Task requirements: Pull every line containing "structured" from the entries.

Data records:
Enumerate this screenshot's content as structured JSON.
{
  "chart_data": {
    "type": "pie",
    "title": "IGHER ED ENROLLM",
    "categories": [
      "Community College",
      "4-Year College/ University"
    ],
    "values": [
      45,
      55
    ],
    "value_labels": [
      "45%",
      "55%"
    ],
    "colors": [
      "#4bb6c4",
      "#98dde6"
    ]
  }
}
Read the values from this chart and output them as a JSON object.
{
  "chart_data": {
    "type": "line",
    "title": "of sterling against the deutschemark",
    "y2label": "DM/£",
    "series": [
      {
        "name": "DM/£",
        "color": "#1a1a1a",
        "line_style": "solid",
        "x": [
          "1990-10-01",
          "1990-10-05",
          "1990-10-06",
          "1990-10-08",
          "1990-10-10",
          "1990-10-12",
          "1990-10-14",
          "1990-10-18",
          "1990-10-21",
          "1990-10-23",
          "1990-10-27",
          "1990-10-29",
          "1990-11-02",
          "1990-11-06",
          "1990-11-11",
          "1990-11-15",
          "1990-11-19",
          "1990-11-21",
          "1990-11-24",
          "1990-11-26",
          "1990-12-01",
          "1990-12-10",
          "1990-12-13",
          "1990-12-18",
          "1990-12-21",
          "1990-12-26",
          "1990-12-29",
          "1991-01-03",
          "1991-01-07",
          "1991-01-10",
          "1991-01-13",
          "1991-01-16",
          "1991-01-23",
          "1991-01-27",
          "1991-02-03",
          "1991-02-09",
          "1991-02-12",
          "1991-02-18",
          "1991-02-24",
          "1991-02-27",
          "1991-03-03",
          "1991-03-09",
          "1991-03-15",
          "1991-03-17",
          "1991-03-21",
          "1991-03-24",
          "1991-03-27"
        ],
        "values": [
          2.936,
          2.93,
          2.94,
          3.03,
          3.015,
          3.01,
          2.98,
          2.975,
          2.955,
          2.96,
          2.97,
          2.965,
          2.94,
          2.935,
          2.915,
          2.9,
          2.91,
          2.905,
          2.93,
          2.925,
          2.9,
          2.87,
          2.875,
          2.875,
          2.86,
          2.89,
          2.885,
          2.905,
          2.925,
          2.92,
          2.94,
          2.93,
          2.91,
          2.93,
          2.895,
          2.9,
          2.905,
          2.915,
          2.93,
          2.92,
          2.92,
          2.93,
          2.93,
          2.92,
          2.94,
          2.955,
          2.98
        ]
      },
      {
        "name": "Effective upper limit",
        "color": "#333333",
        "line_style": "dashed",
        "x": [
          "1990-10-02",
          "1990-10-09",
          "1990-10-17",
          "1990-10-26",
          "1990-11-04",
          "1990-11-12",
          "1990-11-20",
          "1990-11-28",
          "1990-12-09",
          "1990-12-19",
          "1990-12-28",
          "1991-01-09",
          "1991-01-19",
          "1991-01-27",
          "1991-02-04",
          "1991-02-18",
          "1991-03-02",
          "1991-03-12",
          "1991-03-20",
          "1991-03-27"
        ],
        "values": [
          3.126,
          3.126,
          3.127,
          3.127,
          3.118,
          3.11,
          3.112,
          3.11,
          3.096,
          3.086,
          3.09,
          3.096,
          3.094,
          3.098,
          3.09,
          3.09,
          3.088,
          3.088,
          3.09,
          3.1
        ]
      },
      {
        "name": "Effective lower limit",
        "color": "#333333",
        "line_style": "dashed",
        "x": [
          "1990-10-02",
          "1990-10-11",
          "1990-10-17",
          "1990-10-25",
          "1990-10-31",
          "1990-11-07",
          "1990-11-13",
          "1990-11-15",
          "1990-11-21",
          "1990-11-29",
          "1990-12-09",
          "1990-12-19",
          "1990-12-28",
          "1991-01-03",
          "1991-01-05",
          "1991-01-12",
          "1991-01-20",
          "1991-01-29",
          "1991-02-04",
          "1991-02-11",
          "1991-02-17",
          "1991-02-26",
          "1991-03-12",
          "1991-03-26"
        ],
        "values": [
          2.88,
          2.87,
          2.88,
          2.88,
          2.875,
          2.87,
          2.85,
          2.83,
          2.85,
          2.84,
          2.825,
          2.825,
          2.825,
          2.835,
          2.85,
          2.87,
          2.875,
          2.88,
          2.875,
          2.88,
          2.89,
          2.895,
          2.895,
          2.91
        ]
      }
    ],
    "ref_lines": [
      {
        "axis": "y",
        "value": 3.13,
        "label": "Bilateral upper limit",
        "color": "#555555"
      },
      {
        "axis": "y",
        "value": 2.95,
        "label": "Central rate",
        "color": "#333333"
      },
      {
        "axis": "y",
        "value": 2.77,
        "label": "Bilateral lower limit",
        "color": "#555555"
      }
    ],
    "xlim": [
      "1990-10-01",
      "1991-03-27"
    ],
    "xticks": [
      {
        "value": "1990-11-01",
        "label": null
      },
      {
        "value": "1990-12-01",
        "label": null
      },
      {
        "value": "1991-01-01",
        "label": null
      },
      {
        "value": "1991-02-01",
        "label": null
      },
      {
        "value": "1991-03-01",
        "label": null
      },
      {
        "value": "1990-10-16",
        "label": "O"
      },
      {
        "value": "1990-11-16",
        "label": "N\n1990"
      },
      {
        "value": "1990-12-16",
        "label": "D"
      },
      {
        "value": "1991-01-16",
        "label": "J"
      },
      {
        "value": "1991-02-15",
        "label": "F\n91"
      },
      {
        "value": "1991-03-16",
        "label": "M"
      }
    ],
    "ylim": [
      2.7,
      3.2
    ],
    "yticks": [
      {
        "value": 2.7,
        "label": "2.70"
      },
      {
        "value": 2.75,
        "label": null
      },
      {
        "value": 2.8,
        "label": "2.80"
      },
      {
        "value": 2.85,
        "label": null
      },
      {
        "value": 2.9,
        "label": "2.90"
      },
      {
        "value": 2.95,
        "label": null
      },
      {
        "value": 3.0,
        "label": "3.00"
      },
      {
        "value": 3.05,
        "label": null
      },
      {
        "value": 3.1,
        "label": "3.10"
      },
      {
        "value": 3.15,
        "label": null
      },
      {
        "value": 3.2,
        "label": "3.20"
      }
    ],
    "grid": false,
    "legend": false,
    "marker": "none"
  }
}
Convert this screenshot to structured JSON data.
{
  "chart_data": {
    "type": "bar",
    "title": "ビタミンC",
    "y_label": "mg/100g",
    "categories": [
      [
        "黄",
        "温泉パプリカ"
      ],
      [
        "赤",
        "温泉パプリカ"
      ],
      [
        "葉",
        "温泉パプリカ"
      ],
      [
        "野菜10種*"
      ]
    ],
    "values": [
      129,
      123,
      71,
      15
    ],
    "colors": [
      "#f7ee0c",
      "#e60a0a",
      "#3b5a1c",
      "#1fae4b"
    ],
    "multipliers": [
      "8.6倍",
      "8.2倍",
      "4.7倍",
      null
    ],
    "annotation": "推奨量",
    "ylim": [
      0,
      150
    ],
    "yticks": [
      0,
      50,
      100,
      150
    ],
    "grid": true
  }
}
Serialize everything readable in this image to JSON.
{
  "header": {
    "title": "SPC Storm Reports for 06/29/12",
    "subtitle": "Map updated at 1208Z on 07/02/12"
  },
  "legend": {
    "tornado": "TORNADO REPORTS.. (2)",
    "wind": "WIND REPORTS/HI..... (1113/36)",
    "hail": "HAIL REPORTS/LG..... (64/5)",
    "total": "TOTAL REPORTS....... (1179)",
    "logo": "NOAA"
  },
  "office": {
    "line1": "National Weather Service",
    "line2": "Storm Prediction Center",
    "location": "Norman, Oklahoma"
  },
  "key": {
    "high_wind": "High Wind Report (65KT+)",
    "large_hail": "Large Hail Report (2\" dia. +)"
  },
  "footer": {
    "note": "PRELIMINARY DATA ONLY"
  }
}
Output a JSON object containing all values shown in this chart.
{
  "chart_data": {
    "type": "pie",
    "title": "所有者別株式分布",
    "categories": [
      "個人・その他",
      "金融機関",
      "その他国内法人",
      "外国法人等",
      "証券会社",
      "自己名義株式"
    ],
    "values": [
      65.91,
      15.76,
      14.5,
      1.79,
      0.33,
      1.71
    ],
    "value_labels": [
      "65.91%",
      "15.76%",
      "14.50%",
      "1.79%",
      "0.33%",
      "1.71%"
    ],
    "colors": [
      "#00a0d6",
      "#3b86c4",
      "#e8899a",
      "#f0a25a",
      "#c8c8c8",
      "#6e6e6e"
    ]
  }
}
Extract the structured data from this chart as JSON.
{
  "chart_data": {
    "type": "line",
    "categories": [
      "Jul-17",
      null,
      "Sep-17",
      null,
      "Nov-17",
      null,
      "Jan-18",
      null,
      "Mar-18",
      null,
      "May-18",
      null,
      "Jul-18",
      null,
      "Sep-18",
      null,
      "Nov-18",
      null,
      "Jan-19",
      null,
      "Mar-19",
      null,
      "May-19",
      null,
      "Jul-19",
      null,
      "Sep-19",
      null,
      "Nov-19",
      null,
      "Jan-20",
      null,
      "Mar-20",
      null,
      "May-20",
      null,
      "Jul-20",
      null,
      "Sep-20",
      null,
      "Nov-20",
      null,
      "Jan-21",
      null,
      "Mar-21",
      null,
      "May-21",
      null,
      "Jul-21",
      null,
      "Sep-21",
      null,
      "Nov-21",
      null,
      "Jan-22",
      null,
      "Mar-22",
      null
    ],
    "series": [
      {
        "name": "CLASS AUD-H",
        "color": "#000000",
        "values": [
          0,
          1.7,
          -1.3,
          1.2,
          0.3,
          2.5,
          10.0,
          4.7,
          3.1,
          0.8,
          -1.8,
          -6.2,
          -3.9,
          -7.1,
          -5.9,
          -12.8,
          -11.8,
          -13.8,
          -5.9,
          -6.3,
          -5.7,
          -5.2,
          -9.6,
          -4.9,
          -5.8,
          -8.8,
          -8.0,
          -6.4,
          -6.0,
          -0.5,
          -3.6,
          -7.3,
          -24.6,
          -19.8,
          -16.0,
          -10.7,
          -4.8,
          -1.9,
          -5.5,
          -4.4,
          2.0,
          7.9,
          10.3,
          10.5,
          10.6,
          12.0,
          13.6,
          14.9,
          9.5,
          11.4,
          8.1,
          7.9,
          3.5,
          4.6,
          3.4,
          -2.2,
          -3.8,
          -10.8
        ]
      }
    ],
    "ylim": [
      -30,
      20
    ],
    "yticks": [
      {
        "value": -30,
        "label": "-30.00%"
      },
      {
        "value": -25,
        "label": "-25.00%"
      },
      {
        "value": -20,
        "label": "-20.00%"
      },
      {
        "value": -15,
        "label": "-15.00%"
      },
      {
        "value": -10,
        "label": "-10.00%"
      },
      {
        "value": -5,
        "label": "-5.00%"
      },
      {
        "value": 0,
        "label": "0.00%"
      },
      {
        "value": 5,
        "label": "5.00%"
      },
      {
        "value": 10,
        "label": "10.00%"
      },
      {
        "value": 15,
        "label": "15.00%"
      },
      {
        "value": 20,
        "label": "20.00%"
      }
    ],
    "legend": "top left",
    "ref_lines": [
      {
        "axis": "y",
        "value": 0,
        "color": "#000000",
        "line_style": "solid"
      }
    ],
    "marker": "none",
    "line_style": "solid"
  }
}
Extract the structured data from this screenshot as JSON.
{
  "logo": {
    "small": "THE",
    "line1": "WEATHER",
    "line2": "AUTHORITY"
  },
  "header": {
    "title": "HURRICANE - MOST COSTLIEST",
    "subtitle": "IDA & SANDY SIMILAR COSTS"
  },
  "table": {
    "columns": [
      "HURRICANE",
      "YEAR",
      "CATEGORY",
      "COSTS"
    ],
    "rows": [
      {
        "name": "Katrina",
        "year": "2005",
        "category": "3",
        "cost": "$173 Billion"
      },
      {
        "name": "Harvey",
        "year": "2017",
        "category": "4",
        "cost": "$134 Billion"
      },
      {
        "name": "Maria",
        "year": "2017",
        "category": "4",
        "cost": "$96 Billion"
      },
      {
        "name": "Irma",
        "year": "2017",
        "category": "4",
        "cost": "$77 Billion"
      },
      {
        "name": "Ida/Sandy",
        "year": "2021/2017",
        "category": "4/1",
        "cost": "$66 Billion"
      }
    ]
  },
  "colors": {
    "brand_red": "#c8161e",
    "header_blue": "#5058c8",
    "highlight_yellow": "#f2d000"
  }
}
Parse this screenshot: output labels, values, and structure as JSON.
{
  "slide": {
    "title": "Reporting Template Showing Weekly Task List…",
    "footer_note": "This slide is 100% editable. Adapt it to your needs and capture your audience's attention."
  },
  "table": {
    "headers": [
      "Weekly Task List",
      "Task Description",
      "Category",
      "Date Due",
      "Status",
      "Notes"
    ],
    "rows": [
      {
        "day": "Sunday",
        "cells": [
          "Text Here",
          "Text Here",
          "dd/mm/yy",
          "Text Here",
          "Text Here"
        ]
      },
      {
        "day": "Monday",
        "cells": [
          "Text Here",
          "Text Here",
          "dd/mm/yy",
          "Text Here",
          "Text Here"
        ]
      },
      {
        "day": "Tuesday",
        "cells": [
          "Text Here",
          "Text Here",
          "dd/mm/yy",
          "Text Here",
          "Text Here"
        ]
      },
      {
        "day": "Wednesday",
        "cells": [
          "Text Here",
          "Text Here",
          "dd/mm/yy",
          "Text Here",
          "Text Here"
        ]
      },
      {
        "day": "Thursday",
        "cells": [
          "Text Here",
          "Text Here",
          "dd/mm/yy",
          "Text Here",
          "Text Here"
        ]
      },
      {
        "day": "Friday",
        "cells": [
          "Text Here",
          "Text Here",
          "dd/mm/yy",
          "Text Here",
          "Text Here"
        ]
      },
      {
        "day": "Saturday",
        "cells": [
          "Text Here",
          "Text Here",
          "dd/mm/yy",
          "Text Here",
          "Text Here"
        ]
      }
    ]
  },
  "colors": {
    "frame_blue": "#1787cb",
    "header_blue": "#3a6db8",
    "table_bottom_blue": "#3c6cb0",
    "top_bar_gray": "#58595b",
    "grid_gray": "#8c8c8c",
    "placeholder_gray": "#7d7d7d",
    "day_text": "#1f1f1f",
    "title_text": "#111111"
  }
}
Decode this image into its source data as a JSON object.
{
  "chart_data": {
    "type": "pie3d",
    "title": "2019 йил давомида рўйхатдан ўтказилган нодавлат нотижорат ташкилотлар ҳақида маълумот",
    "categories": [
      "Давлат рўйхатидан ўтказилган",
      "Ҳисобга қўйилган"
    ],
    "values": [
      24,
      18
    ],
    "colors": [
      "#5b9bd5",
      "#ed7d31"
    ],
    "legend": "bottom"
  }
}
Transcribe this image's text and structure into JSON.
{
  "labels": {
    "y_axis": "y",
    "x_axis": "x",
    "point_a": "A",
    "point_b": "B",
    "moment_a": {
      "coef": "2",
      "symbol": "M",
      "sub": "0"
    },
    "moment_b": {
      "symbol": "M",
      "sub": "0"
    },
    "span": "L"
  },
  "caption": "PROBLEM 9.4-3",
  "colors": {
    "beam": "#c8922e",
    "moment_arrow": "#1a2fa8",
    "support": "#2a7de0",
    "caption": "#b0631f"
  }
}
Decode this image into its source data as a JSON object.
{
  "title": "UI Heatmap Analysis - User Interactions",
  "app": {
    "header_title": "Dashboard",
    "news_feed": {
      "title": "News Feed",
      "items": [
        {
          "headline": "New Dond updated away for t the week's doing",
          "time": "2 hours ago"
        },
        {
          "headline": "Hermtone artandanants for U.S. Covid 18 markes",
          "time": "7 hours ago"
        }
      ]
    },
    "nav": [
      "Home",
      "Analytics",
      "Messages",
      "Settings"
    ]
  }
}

Answer to the exercise:
Enumerate this screenshot's content as structured JSON.
Convert this screenshot to structured JSON data.
Extract the structured data from this chart as JSON.
Extract the structured data from this screenshot as JSON.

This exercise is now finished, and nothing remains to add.